= Prompt =
Below are the records; collect from them each line containing the string "made".
________________________________________
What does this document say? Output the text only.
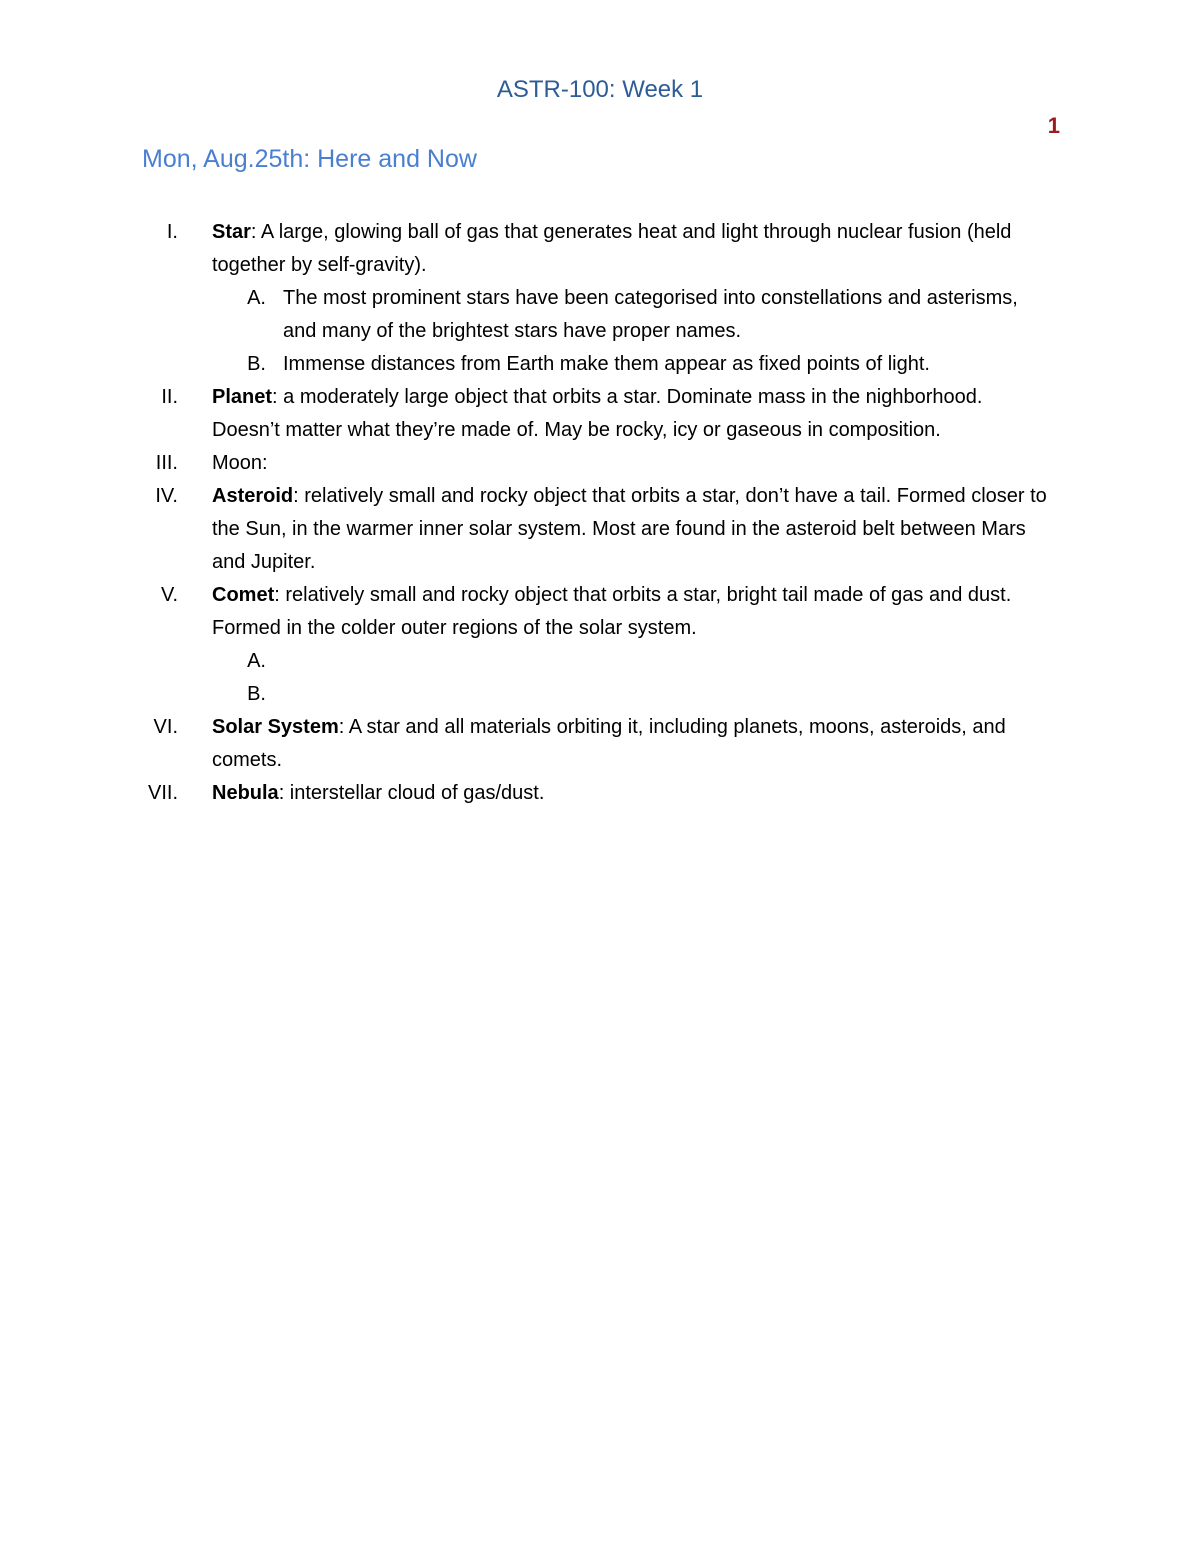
ASTR-100: Week 1
1
Mon, Aug.25th: Here and Now
I. Star: A large, glowing ball of gas that generates heat and light through nuclear fusion (held together by self-gravity).
A. The most prominent stars have been categorised into constellations and asterisms, and many of the brightest stars have proper names.
B. Immense distances from Earth make them appear as fixed points of light.
II. Planet: a moderately large object that orbits a star. Dominate mass in the nighborhood. Doesn’t matter what they’re made of. May be rocky, icy or gaseous in composition.
III. Moon:
IV. Asteroid: relatively small and rocky object that orbits a star, don’t have a tail. Formed closer to the Sun, in the warmer inner solar system. Most are found in the asteroid belt between Mars and Jupiter.
V. Comet: relatively small and rocky object that orbits a star, bright tail made of gas and dust. Formed in the colder outer regions of the solar system.
A.
B.
VI. Solar System: A star and all materials orbiting it, including planets, moons, asteroids, and comets.
VII. Nebula: interstellar cloud of gas/dust.
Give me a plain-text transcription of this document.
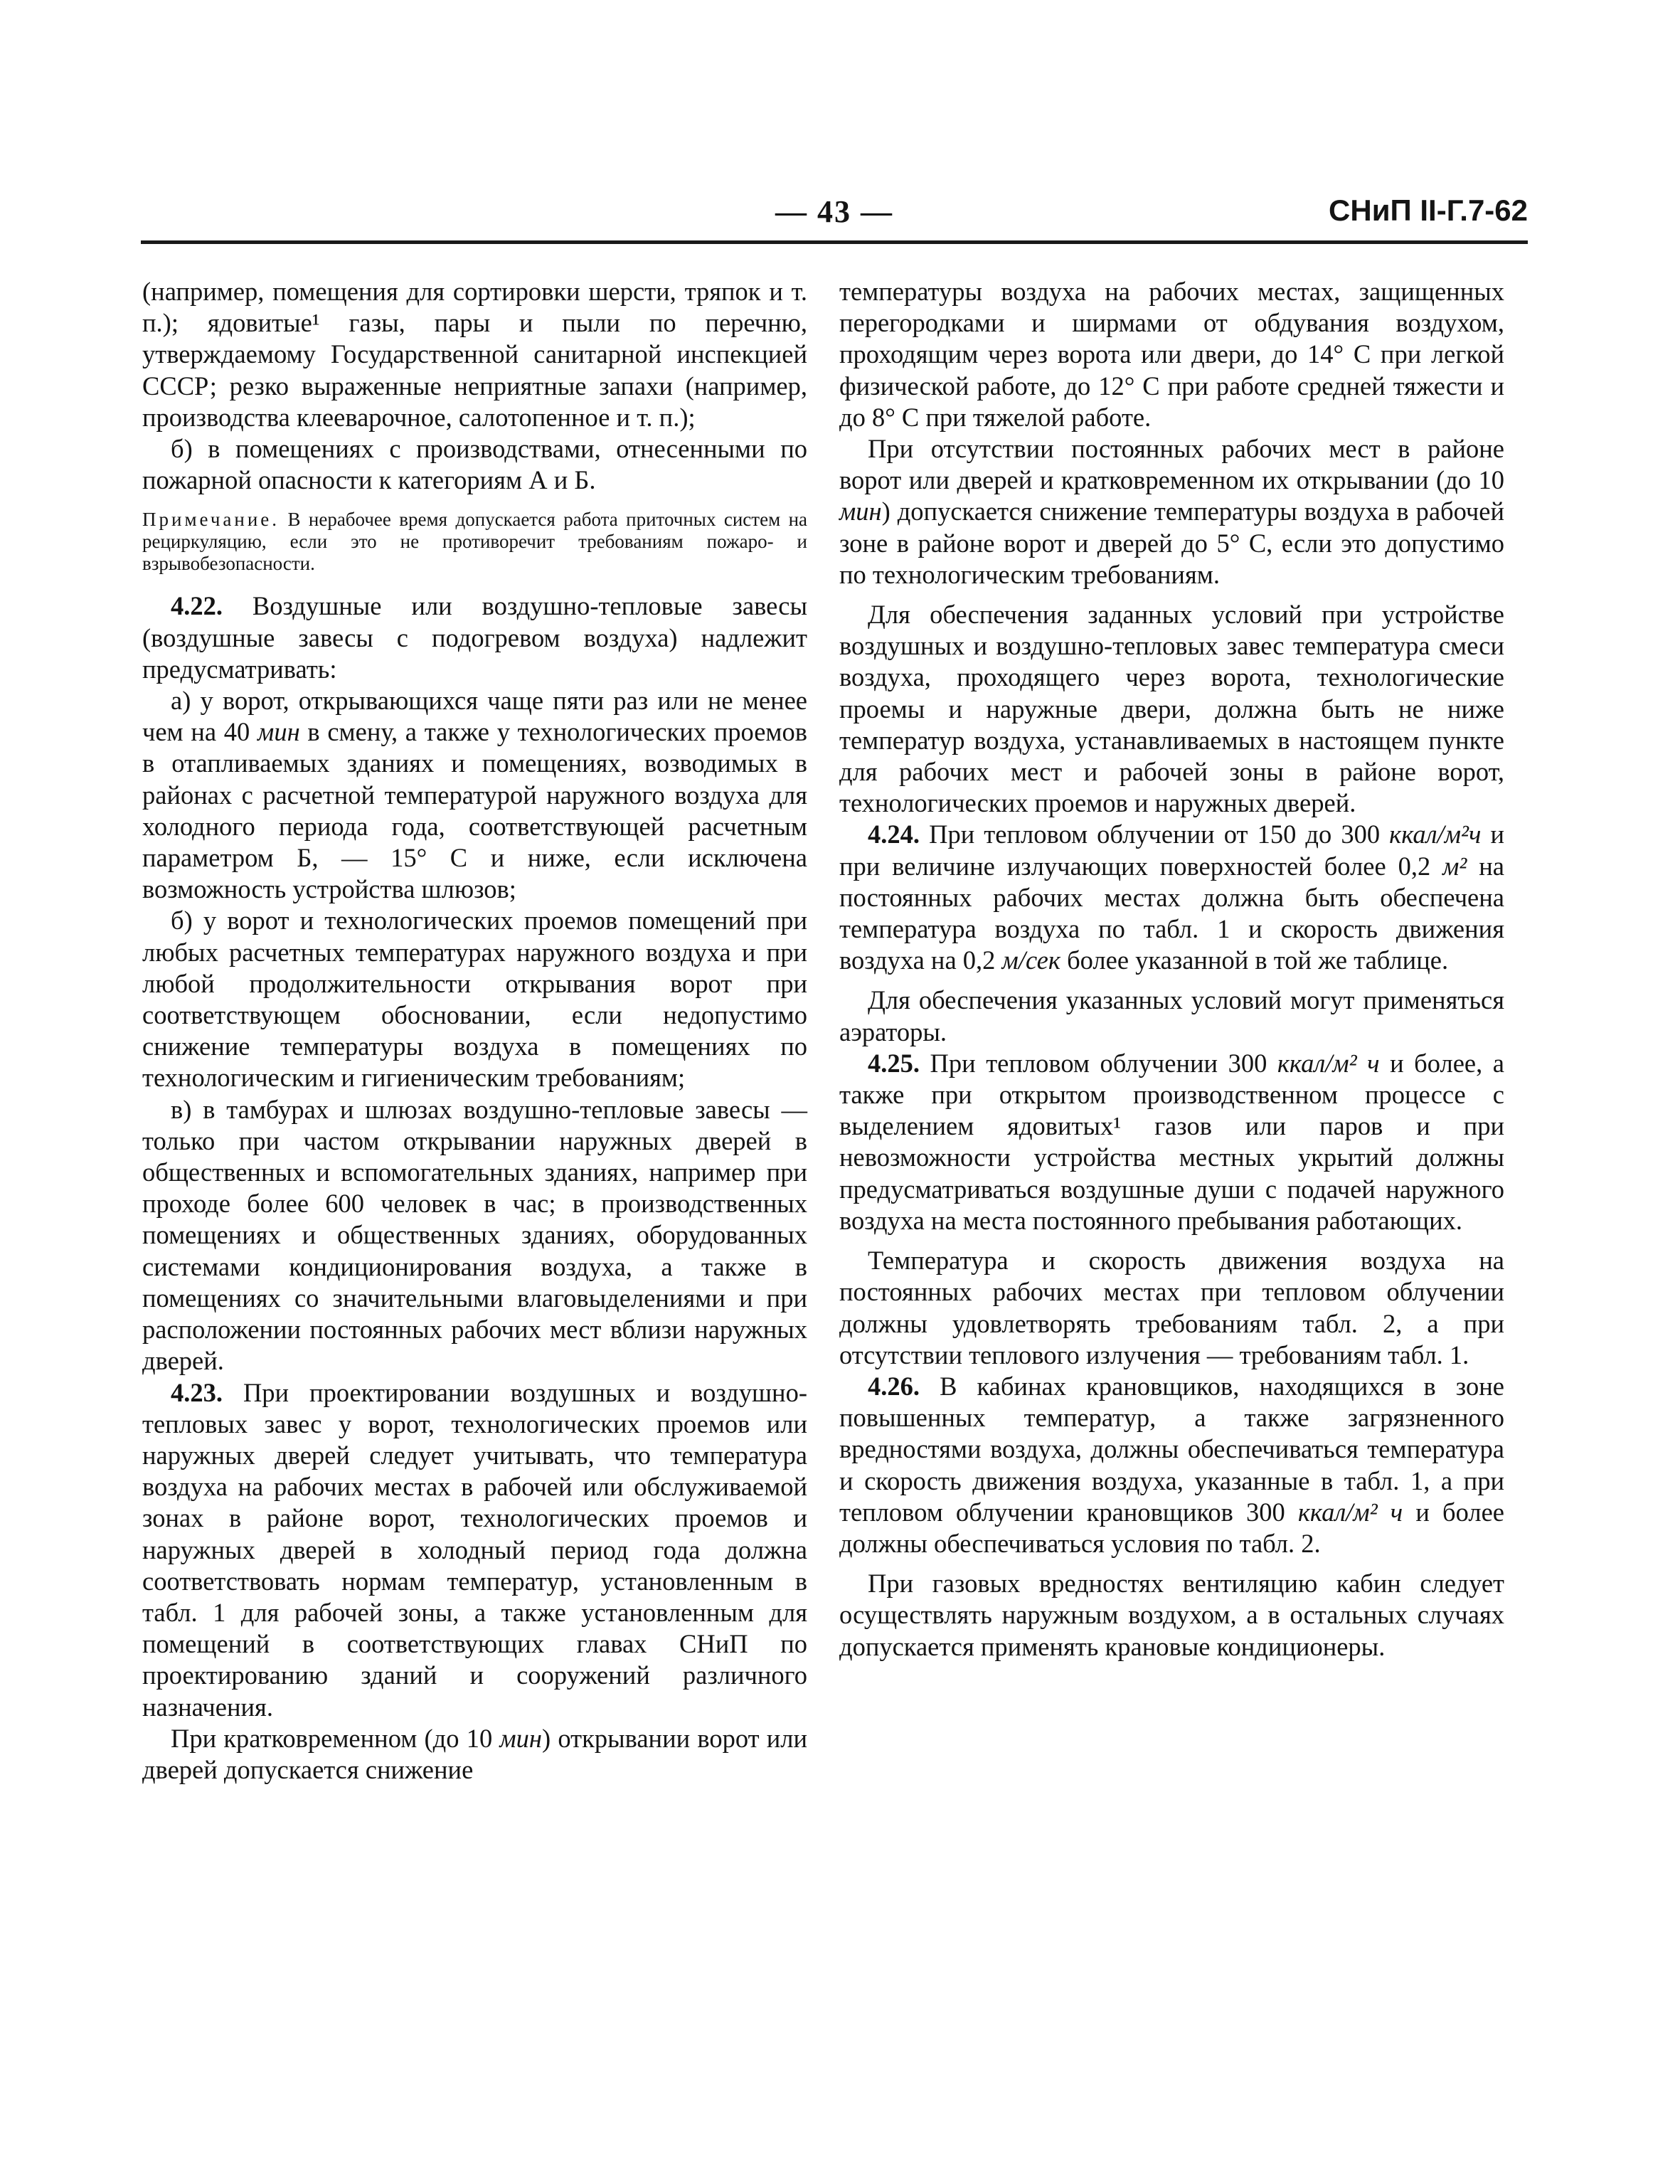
— 43 —	СНиП II-Г.7-62

(например, помещения для сортировки шерсти, тряпок и т. п.); ядовитые¹ газы, пары и пыли по перечню, утверждаемому Государственной санитарной инспекцией СССР; резко выраженные неприятные запахи (например, производства клееварочное, салотопенное и т. п.);

б) в помещениях с производствами, отнесенными по пожарной опасности к категориям А и Б.

Примечание. В нерабочее время допускается работа приточных систем на рециркуляцию, если это не противоречит требованиям пожаро- и взрывобезопасности.

4.22. Воздушные или воздушно-тепловые завесы (воздушные завесы с подогревом воздуха) надлежит предусматривать:

а) у ворот, открывающихся чаще пяти раз или не менее чем на 40 мин в смену, а также у технологических проемов в отапливаемых зданиях и помещениях, возводимых в районах с расчетной температурой наружного воздуха для холодного периода года, соответствующей расчетным параметром Б, — 15° С и ниже, если исключена возможность устройства шлюзов;

б) у ворот и технологических проемов помещений при любых расчетных температурах наружного воздуха и при любой продолжительности открывания ворот при соответствующем обосновании, если недопустимо снижение температуры воздуха в помещениях по технологическим и гигиеническим требованиям;

в) в тамбурах и шлюзах воздушно-тепловые завесы — только при частом открывании наружных дверей в общественных и вспомогательных зданиях, например при проходе более 600 человек в час; в производственных помещениях и общественных зданиях, оборудованных системами кондиционирования воздуха, а также в помещениях со значительными влаговыделениями и при расположении постоянных рабочих мест вблизи наружных дверей.

4.23. При проектировании воздушных и воздушно-тепловых завес у ворот, технологических проемов или наружных дверей следует учитывать, что температура воздуха на рабочих местах в рабочей или обслуживаемой зонах в районе ворот, технологических проемов и наружных дверей в холодный период года должна соответствовать нормам температур, установленным в табл. 1 для рабочей зоны, а также установленным для помещений в соответствующих главах СНиП по проектированию зданий и сооружений различного назначения.

При кратковременном (до 10 мин) открывании ворот или дверей допускается снижение

температуры воздуха на рабочих местах, защищенных перегородками и ширмами от обдувания воздухом, проходящим через ворота или двери, до 14° С при легкой физической работе, до 12° С при работе средней тяжести и до 8° С при тяжелой работе.

При отсутствии постоянных рабочих мест в районе ворот или дверей и кратковременном их открывании (до 10 мин) допускается снижение температуры воздуха в рабочей зоне в районе ворот и дверей до 5° С, если это допустимо по технологическим требованиям.

Для обеспечения заданных условий при устройстве воздушных и воздушно-тепловых завес температура смеси воздуха, проходящего через ворота, технологические проемы и наружные двери, должна быть не ниже температур воздуха, устанавливаемых в настоящем пункте для рабочих мест и рабочей зоны в районе ворот, технологических проемов и наружных дверей.

4.24. При тепловом облучении от 150 до 300 ккал/м²ч и при величине излучающих поверхностей более 0,2 м² на постоянных рабочих местах должна быть обеспечена температура воздуха по табл. 1 и скорость движения воздуха на 0,2 м/сек более указанной в той же таблице.

Для обеспечения указанных условий могут применяться аэраторы.

4.25. При тепловом облучении 300 ккал/м² ч и более, а также при открытом производственном процессе с выделением ядовитых¹ газов или паров и при невозможности устройства местных укрытий должны предусматриваться воздушные души с подачей наружного воздуха на места постоянного пребывания работающих.

Температура и скорость движения воздуха на постоянных рабочих местах при тепловом облучении должны удовлетворять требованиям табл. 2, а при отсутствии теплового излучения — требованиям табл. 1.

4.26. В кабинах крановщиков, находящихся в зоне повышенных температур, а также загрязненного вредностями воздуха, должны обеспечиваться температура и скорость движения воздуха, указанные в табл. 1, а при тепловом облучении крановщиков 300 ккал/м² ч и более должны обеспечиваться условия по табл. 2.

При газовых вредностях вентиляцию кабин следует осуществлять наружным воздухом, а в остальных случаях допускается применять крановые кондиционеры.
________________________________________
= Exercise solution =
II. Planet: a moderately large object that orbits a star. Dominate mass in the nighborhood. Doesn’t matter what they’re made of. May be rocky, icy or gaseous in composition.
V. Comet: relatively small and rocky object that orbits a star, bright tail made of gas and dust. Formed in the colder outer regions of the solar system.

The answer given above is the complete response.